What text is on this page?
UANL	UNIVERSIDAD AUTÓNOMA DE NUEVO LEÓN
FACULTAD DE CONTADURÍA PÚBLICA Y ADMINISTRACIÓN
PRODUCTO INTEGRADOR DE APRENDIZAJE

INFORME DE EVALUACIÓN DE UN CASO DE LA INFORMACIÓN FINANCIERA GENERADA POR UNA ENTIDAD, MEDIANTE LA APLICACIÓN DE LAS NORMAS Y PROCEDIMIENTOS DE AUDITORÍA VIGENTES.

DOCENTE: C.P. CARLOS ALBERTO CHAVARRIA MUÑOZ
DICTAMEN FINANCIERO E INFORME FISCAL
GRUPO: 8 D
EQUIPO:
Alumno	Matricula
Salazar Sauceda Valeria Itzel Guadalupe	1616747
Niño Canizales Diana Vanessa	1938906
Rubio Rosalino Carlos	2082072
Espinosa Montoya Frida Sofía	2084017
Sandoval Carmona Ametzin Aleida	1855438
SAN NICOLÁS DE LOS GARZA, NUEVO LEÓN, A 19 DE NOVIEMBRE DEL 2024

## EXERCISE BRIEF
Print the complete listing again, exactly as it stands.

## ANSWER TO THIS PROBLEM
What text is on this page?
UANL	UNIVERSIDAD AUTÓNOMA DE NUEVO LEÓN
FACULTAD DE CONTADURÍA PÚBLICA Y ADMINISTRACIÓN
PRODUCTO INTEGRADOR DE APRENDIZAJE

INFORME DE EVALUACIÓN DE UN CASO DE LA INFORMACIÓN FINANCIERA GENERADA POR UNA ENTIDAD, MEDIANTE LA APLICACIÓN DE LAS NORMAS Y PROCEDIMIENTOS DE AUDITORÍA VIGENTES.

DOCENTE: C.P. CARLOS ALBERTO CHAVARRIA MUÑOZ
DICTAMEN FINANCIERO E INFORME FISCAL
GRUPO: 8 D
EQUIPO:
Alumno	Matricula
Salazar Sauceda Valeria Itzel Guadalupe	1616747
Niño Canizales Diana Vanessa	1938906
Rubio Rosalino Carlos	2082072
Espinosa Montoya Frida Sofía	2084017
Sandoval Carmona Ametzin Aleida	1855438
SAN NICOLÁS DE LOS GARZA, NUEVO LEÓN, A 19 DE NOVIEMBRE DEL 2024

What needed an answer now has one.